Material to process -
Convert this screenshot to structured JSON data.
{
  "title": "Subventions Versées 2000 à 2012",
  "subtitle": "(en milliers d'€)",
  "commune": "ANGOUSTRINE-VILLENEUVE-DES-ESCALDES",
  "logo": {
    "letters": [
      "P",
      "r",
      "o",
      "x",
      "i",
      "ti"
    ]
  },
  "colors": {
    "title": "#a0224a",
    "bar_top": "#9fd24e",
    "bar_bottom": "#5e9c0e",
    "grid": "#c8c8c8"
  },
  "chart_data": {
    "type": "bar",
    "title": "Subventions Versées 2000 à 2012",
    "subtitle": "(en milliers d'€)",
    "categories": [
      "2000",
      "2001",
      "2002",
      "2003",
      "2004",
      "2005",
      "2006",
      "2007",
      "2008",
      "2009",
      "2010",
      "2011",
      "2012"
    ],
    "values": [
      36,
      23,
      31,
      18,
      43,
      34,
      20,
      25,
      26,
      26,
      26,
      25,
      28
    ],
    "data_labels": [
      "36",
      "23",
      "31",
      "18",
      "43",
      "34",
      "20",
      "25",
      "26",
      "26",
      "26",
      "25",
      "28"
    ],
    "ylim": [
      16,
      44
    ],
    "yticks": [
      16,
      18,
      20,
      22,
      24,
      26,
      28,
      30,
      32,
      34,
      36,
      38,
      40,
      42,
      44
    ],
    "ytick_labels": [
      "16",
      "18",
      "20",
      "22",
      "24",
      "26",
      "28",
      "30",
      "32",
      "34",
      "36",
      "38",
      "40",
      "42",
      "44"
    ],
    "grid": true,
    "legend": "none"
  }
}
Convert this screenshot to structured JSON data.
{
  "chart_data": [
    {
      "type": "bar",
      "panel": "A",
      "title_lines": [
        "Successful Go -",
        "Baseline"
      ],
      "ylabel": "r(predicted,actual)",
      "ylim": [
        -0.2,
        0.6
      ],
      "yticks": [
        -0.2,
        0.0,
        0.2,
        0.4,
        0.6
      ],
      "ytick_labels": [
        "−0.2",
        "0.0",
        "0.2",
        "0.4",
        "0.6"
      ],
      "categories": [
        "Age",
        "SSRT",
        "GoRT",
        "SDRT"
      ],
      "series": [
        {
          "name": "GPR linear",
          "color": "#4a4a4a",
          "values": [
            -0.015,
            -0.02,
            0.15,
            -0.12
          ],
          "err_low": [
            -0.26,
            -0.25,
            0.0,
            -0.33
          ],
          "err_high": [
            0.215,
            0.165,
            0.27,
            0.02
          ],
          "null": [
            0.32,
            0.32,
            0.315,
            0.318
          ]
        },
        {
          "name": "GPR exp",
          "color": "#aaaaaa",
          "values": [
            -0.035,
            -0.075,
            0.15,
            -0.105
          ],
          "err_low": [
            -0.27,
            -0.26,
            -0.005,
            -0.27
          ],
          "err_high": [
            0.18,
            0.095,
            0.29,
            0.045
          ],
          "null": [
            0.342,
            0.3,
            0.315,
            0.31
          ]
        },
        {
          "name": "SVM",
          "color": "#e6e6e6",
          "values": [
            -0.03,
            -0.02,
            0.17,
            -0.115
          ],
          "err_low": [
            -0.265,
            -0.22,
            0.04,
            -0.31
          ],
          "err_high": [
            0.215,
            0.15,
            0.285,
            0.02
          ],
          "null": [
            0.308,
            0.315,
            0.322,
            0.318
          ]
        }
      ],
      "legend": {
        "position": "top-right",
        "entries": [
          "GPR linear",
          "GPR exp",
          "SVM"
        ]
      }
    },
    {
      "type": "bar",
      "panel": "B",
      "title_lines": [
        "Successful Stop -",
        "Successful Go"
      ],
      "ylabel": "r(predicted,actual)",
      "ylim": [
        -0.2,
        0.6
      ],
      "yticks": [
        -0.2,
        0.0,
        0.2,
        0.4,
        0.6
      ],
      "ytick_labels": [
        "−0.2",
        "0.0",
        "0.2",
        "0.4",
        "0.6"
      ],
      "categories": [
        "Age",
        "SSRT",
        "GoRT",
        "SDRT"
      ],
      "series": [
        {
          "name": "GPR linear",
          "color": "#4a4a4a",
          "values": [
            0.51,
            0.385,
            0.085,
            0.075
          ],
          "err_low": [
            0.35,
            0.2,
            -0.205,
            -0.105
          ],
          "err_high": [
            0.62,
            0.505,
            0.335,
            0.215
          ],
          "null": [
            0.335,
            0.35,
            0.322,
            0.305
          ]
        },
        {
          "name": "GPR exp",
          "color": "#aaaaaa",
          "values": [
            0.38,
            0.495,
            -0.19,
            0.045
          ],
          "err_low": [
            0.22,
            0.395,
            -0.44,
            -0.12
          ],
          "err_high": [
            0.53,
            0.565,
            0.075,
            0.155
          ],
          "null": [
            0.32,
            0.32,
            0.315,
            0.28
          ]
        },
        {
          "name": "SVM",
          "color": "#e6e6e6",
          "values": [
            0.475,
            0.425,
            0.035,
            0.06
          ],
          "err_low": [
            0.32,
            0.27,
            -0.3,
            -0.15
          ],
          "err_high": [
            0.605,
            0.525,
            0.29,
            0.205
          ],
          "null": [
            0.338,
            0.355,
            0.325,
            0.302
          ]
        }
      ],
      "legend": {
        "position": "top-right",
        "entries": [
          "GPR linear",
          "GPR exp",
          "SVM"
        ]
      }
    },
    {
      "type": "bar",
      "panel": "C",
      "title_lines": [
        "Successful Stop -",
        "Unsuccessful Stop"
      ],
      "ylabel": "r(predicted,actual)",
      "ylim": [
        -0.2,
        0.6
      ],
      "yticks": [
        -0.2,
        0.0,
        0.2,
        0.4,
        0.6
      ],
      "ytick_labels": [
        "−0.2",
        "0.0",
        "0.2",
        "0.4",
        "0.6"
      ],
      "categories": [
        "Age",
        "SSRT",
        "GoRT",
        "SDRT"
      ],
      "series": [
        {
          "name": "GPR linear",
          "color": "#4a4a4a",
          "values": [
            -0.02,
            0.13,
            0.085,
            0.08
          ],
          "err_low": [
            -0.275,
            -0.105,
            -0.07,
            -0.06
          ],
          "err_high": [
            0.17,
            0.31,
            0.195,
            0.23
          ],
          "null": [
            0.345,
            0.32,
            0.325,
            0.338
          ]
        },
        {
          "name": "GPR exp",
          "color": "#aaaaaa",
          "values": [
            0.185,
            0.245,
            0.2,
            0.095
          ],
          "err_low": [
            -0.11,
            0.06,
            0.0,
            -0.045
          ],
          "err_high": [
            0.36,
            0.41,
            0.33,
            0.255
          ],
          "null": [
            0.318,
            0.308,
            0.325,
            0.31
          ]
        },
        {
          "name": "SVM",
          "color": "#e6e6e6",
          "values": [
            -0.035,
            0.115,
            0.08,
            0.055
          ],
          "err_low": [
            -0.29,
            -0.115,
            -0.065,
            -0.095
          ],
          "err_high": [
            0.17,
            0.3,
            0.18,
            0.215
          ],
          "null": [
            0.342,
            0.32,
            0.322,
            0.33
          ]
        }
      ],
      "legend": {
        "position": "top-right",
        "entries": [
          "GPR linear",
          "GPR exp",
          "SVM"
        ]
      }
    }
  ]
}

Task brief - Each line must be given again exactly as written above.

Expected answer -
Convert this screenshot to structured JSON data.
{
  "title": "Subventions Versées 2000 à 2012",
  "subtitle": "(en milliers d'€)",
  "commune": "ANGOUSTRINE-VILLENEUVE-DES-ESCALDES",
  "logo": {
    "letters": [
      "P",
      "r",
      "o",
      "x",
      "i",
      "ti"
    ]
  },
  "colors": {
    "title": "#a0224a",
    "bar_top": "#9fd24e",
    "bar_bottom": "#5e9c0e",
    "grid": "#c8c8c8"
  },
  "chart_data": {
    "type": "bar",
    "title": "Subventions Versées 2000 à 2012",
    "subtitle": "(en milliers d'€)",
    "categories": [
      "2000",
      "2001",
      "2002",
      "2003",
      "2004",
      "2005",
      "2006",
      "2007",
      "2008",
      "2009",
      "2010",
      "2011",
      "2012"
    ],
    "values": [
      36,
      23,
      31,
      18,
      43,
      34,
      20,
      25,
      26,
      26,
      26,
      25,
      28
    ],
    "data_labels": [
      "36",
      "23",
      "31",
      "18",
      "43",
      "34",
      "20",
      "25",
      "26",
      "26",
      "26",
      "25",
      "28"
    ],
    "ylim": [
      16,
      44
    ],
    "yticks": [
      16,
      18,
      20,
      22,
      24,
      26,
      28,
      30,
      32,
      34,
      36,
      38,
      40,
      42,
      44
    ],
    "ytick_labels": [
      "16",
      "18",
      "20",
      "22",
      "24",
      "26",
      "28",
      "30",
      "32",
      "34",
      "36",
      "38",
      "40",
      "42",
      "44"
    ],
    "grid": true,
    "legend": "none"
  }
}
Convert this screenshot to structured JSON data.
{
  "chart_data": [
    {
      "type": "bar",
      "panel": "A",
      "title_lines": [
        "Successful Go -",
        "Baseline"
      ],
      "ylabel": "r(predicted,actual)",
      "ylim": [
        -0.2,
        0.6
      ],
      "yticks": [
        -0.2,
        0.0,
        0.2,
        0.4,
        0.6
      ],
      "ytick_labels": [
        "−0.2",
        "0.0",
        "0.2",
        "0.4",
        "0.6"
      ],
      "categories": [
        "Age",
        "SSRT",
        "GoRT",
        "SDRT"
      ],
      "series": [
        {
          "name": "GPR linear",
          "color": "#4a4a4a",
          "values": [
            -0.015,
            -0.02,
            0.15,
            -0.12
          ],
          "err_low": [
            -0.26,
            -0.25,
            0.0,
            -0.33
          ],
          "err_high": [
            0.215,
            0.165,
            0.27,
            0.02
          ],
          "null": [
            0.32,
            0.32,
            0.315,
            0.318
          ]
        },
        {
          "name": "GPR exp",
          "color": "#aaaaaa",
          "values": [
            -0.035,
            -0.075,
            0.15,
            -0.105
          ],
          "err_low": [
            -0.27,
            -0.26,
            -0.005,
            -0.27
          ],
          "err_high": [
            0.18,
            0.095,
            0.29,
            0.045
          ],
          "null": [
            0.342,
            0.3,
            0.315,
            0.31
          ]
        },
        {
          "name": "SVM",
          "color": "#e6e6e6",
          "values": [
            -0.03,
            -0.02,
            0.17,
            -0.115
          ],
          "err_low": [
            -0.265,
            -0.22,
            0.04,
            -0.31
          ],
          "err_high": [
            0.215,
            0.15,
            0.285,
            0.02
          ],
          "null": [
            0.308,
            0.315,
            0.322,
            0.318
          ]
        }
      ],
      "legend": {
        "position": "top-right",
        "entries": [
          "GPR linear",
          "GPR exp",
          "SVM"
        ]
      }
    },
    {
      "type": "bar",
      "panel": "B",
      "title_lines": [
        "Successful Stop -",
        "Successful Go"
      ],
      "ylabel": "r(predicted,actual)",
      "ylim": [
        -0.2,
        0.6
      ],
      "yticks": [
        -0.2,
        0.0,
        0.2,
        0.4,
        0.6
      ],
      "ytick_labels": [
        "−0.2",
        "0.0",
        "0.2",
        "0.4",
        "0.6"
      ],
      "categories": [
        "Age",
        "SSRT",
        "GoRT",
        "SDRT"
      ],
      "series": [
        {
          "name": "GPR linear",
          "color": "#4a4a4a",
          "values": [
            0.51,
            0.385,
            0.085,
            0.075
          ],
          "err_low": [
            0.35,
            0.2,
            -0.205,
            -0.105
          ],
          "err_high": [
            0.62,
            0.505,
            0.335,
            0.215
          ],
          "null": [
            0.335,
            0.35,
            0.322,
            0.305
          ]
        },
        {
          "name": "GPR exp",
          "color": "#aaaaaa",
          "values": [
            0.38,
            0.495,
            -0.19,
            0.045
          ],
          "err_low": [
            0.22,
            0.395,
            -0.44,
            -0.12
          ],
          "err_high": [
            0.53,
            0.565,
            0.075,
            0.155
          ],
          "null": [
            0.32,
            0.32,
            0.315,
            0.28
          ]
        },
        {
          "name": "SVM",
          "color": "#e6e6e6",
          "values": [
            0.475,
            0.425,
            0.035,
            0.06
          ],
          "err_low": [
            0.32,
            0.27,
            -0.3,
            -0.15
          ],
          "err_high": [
            0.605,
            0.525,
            0.29,
            0.205
          ],
          "null": [
            0.338,
            0.355,
            0.325,
            0.302
          ]
        }
      ],
      "legend": {
        "position": "top-right",
        "entries": [
          "GPR linear",
          "GPR exp",
          "SVM"
        ]
      }
    },
    {
      "type": "bar",
      "panel": "C",
      "title_lines": [
        "Successful Stop -",
        "Unsuccessful Stop"
      ],
      "ylabel": "r(predicted,actual)",
      "ylim": [
        -0.2,
        0.6
      ],
      "yticks": [
        -0.2,
        0.0,
        0.2,
        0.4,
        0.6
      ],
      "ytick_labels": [
        "−0.2",
        "0.0",
        "0.2",
        "0.4",
        "0.6"
      ],
      "categories": [
        "Age",
        "SSRT",
        "GoRT",
        "SDRT"
      ],
      "series": [
        {
          "name": "GPR linear",
          "color": "#4a4a4a",
          "values": [
            -0.02,
            0.13,
            0.085,
            0.08
          ],
          "err_low": [
            -0.275,
            -0.105,
            -0.07,
            -0.06
          ],
          "err_high": [
            0.17,
            0.31,
            0.195,
            0.23
          ],
          "null": [
            0.345,
            0.32,
            0.325,
            0.338
          ]
        },
        {
          "name": "GPR exp",
          "color": "#aaaaaa",
          "values": [
            0.185,
            0.245,
            0.2,
            0.095
          ],
          "err_low": [
            -0.11,
            0.06,
            0.0,
            -0.045
          ],
          "err_high": [
            0.36,
            0.41,
            0.33,
            0.255
          ],
          "null": [
            0.318,
            0.308,
            0.325,
            0.31
          ]
        },
        {
          "name": "SVM",
          "color": "#e6e6e6",
          "values": [
            -0.035,
            0.115,
            0.08,
            0.055
          ],
          "err_low": [
            -0.29,
            -0.115,
            -0.065,
            -0.095
          ],
          "err_high": [
            0.17,
            0.3,
            0.18,
            0.215
          ],
          "null": [
            0.342,
            0.32,
            0.322,
            0.33
          ]
        }
      ],
      "legend": {
        "position": "top-right",
        "entries": [
          "GPR linear",
          "GPR exp",
          "SVM"
        ]
      }
    }
  ]
}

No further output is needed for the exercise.